Start ENTRIES SUPPLIED
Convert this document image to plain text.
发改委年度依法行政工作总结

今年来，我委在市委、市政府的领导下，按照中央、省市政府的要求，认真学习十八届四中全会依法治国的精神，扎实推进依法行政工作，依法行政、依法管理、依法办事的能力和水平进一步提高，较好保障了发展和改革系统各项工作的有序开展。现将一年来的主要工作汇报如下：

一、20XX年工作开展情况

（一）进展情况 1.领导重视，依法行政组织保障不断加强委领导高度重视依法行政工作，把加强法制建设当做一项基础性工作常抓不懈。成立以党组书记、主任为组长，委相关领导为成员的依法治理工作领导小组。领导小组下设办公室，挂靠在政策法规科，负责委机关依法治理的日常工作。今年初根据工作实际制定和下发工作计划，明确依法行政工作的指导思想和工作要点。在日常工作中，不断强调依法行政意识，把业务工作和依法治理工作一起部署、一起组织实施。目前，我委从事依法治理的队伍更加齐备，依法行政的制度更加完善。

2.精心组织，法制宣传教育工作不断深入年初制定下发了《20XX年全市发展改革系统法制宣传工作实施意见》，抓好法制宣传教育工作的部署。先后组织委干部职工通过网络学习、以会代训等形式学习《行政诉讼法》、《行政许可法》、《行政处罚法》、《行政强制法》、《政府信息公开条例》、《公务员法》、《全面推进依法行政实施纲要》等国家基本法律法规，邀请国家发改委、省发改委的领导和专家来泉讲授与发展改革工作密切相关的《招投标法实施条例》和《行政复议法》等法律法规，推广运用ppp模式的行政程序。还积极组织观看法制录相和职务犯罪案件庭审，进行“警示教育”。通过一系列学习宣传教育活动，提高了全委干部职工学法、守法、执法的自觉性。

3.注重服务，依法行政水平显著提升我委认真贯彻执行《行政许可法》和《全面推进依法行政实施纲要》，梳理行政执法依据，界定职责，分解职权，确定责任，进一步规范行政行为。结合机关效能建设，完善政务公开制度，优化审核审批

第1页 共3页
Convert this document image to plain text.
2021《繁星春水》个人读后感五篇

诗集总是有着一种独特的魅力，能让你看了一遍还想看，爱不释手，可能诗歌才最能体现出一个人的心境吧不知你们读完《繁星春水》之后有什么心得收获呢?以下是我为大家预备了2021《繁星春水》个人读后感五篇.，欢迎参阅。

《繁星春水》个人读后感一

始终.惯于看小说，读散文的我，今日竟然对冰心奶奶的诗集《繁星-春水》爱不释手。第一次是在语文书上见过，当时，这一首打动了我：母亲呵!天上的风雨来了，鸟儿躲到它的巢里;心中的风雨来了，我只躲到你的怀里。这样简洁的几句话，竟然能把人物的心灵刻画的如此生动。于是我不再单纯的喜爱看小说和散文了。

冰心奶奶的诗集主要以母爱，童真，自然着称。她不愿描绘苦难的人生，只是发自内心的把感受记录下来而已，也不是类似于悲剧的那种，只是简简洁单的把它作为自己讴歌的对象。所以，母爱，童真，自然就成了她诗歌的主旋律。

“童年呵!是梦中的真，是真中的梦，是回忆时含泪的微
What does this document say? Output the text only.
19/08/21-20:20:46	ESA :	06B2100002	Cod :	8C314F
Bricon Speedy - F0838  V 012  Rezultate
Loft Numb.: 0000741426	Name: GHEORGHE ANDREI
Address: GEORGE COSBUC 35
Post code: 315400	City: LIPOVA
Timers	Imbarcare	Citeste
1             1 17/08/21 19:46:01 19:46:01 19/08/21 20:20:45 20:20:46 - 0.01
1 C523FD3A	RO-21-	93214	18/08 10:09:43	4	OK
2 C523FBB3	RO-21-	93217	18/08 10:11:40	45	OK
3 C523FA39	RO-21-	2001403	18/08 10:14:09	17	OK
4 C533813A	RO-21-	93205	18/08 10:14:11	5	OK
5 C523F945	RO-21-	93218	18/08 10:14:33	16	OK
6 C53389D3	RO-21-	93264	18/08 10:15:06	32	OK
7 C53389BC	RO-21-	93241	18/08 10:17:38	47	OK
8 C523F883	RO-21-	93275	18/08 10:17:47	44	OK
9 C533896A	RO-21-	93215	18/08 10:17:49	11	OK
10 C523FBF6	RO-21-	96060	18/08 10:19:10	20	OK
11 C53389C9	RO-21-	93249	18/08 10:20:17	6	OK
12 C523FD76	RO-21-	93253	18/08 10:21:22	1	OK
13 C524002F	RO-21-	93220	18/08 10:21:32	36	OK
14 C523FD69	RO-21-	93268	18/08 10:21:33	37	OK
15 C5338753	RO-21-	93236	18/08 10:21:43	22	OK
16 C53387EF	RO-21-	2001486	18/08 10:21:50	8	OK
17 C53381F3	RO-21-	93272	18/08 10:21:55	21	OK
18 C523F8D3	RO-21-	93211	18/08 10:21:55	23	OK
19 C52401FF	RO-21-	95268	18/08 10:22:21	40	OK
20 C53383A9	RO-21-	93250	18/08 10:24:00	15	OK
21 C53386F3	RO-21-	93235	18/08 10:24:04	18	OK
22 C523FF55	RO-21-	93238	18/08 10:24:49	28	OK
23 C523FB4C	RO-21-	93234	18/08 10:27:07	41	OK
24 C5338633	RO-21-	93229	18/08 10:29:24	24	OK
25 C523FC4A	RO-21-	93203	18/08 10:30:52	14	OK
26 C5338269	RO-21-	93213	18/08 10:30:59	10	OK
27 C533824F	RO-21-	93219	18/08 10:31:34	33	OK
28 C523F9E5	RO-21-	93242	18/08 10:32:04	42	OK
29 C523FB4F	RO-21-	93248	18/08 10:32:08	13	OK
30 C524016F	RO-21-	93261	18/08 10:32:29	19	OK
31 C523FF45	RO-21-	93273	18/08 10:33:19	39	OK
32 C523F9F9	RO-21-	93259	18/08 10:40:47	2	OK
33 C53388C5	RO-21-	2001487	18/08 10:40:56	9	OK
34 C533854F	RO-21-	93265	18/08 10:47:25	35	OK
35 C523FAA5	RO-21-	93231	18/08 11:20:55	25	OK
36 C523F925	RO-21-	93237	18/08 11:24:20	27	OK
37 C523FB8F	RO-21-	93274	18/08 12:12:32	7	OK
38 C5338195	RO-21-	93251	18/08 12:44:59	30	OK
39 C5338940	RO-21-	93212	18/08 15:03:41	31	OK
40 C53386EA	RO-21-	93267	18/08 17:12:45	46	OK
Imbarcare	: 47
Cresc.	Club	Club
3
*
End ENTRIES SUPPLIED
Repeat the data precisely, line by line.

Convert this document image to plain text.
发改委年度依法行政工作总结

今年来，我委在市委、市政府的领导下，按照中央、省市政府的要求，认真学习十八届四中全会依法治国的精神，扎实推进依法行政工作，依法行政、依法管理、依法办事的能力和水平进一步提高，较好保障了发展和改革系统各项工作的有序开展。现将一年来的主要工作汇报如下：

一、20XX年工作开展情况

（一）进展情况 1.领导重视，依法行政组织保障不断加强委领导高度重视依法行政工作，把加强法制建设当做一项基础性工作常抓不懈。成立以党组书记、主任为组长，委相关领导为成员的依法治理工作领导小组。领导小组下设办公室，挂靠在政策法规科，负责委机关依法治理的日常工作。今年初根据工作实际制定和下发工作计划，明确依法行政工作的指导思想和工作要点。在日常工作中，不断强调依法行政意识，把业务工作和依法治理工作一起部署、一起组织实施。目前，我委从事依法治理的队伍更加齐备，依法行政的制度更加完善。

2.精心组织，法制宣传教育工作不断深入年初制定下发了《20XX年全市发展改革系统法制宣传工作实施意见》，抓好法制宣传教育工作的部署。先后组织委干部职工通过网络学习、以会代训等形式学习《行政诉讼法》、《行政许可法》、《行政处罚法》、《行政强制法》、《政府信息公开条例》、《公务员法》、《全面推进依法行政实施纲要》等国家基本法律法规，邀请国家发改委、省发改委的领导和专家来泉讲授与发展改革工作密切相关的《招投标法实施条例》和《行政复议法》等法律法规，推广运用ppp模式的行政程序。还积极组织观看法制录相和职务犯罪案件庭审，进行“警示教育”。通过一系列学习宣传教育活动，提高了全委干部职工学法、守法、执法的自觉性。

3.注重服务，依法行政水平显著提升我委认真贯彻执行《行政许可法》和《全面推进依法行政实施纲要》，梳理行政执法依据，界定职责，分解职权，确定责任，进一步规范行政行为。结合机关效能建设，完善政务公开制度，优化审核审批

第1页 共3页
Convert this document image to plain text.
2021《繁星春水》个人读后感五篇

诗集总是有着一种独特的魅力，能让你看了一遍还想看，爱不释手，可能诗歌才最能体现出一个人的心境吧不知你们读完《繁星春水》之后有什么心得收获呢?以下是我为大家预备了2021《繁星春水》个人读后感五篇.，欢迎参阅。

《繁星春水》个人读后感一

始终.惯于看小说，读散文的我，今日竟然对冰心奶奶的诗集《繁星-春水》爱不释手。第一次是在语文书上见过，当时，这一首打动了我：母亲呵!天上的风雨来了，鸟儿躲到它的巢里;心中的风雨来了，我只躲到你的怀里。这样简洁的几句话，竟然能把人物的心灵刻画的如此生动。于是我不再单纯的喜爱看小说和散文了。

冰心奶奶的诗集主要以母爱，童真，自然着称。她不愿描绘苦难的人生，只是发自内心的把感受记录下来而已，也不是类似于悲剧的那种，只是简简洁单的把它作为自己讴歌的对象。所以，母爱，童真，自然就成了她诗歌的主旋律。

“童年呵!是梦中的真，是真中的梦，是回忆时含泪的微
What does this document say? Output the text only.
19/08/21-20:20:46	ESA :	06B2100002	Cod :	8C314F
Bricon Speedy - F0838  V 012  Rezultate
Loft Numb.: 0000741426	Name: GHEORGHE ANDREI
Address: GEORGE COSBUC 35
Post code: 315400	City: LIPOVA
Timers	Imbarcare	Citeste
1             1 17/08/21 19:46:01 19:46:01 19/08/21 20:20:45 20:20:46 - 0.01
1 C523FD3A	RO-21-	93214	18/08 10:09:43	4	OK
2 C523FBB3	RO-21-	93217	18/08 10:11:40	45	OK
3 C523FA39	RO-21-	2001403	18/08 10:14:09	17	OK
4 C533813A	RO-21-	93205	18/08 10:14:11	5	OK
5 C523F945	RO-21-	93218	18/08 10:14:33	16	OK
6 C53389D3	RO-21-	93264	18/08 10:15:06	32	OK
7 C53389BC	RO-21-	93241	18/08 10:17:38	47	OK
8 C523F883	RO-21-	93275	18/08 10:17:47	44	OK
9 C533896A	RO-21-	93215	18/08 10:17:49	11	OK
10 C523FBF6	RO-21-	96060	18/08 10:19:10	20	OK
11 C53389C9	RO-21-	93249	18/08 10:20:17	6	OK
12 C523FD76	RO-21-	93253	18/08 10:21:22	1	OK
13 C524002F	RO-21-	93220	18/08 10:21:32	36	OK
14 C523FD69	RO-21-	93268	18/08 10:21:33	37	OK
15 C5338753	RO-21-	93236	18/08 10:21:43	22	OK
16 C53387EF	RO-21-	2001486	18/08 10:21:50	8	OK
17 C53381F3	RO-21-	93272	18/08 10:21:55	21	OK
18 C523F8D3	RO-21-	93211	18/08 10:21:55	23	OK
19 C52401FF	RO-21-	95268	18/08 10:22:21	40	OK
20 C53383A9	RO-21-	93250	18/08 10:24:00	15	OK
21 C53386F3	RO-21-	93235	18/08 10:24:04	18	OK
22 C523FF55	RO-21-	93238	18/08 10:24:49	28	OK
23 C523FB4C	RO-21-	93234	18/08 10:27:07	41	OK
24 C5338633	RO-21-	93229	18/08 10:29:24	24	OK
25 C523FC4A	RO-21-	93203	18/08 10:30:52	14	OK
26 C5338269	RO-21-	93213	18/08 10:30:59	10	OK
27 C533824F	RO-21-	93219	18/08 10:31:34	33	OK
28 C523F9E5	RO-21-	93242	18/08 10:32:04	42	OK
29 C523FB4F	RO-21-	93248	18/08 10:32:08	13	OK
30 C524016F	RO-21-	93261	18/08 10:32:29	19	OK
31 C523FF45	RO-21-	93273	18/08 10:33:19	39	OK
32 C523F9F9	RO-21-	93259	18/08 10:40:47	2	OK
33 C53388C5	RO-21-	2001487	18/08 10:40:56	9	OK
34 C533854F	RO-21-	93265	18/08 10:47:25	35	OK
35 C523FAA5	RO-21-	93231	18/08 11:20:55	25	OK
36 C523F925	RO-21-	93237	18/08 11:24:20	27	OK
37 C523FB8F	RO-21-	93274	18/08 12:12:32	7	OK
38 C5338195	RO-21-	93251	18/08 12:44:59	30	OK
39 C5338940	RO-21-	93212	18/08 15:03:41	31	OK
40 C53386EA	RO-21-	93267	18/08 17:12:45	46	OK
Imbarcare	: 47
Cresc.	Club	Club
3
*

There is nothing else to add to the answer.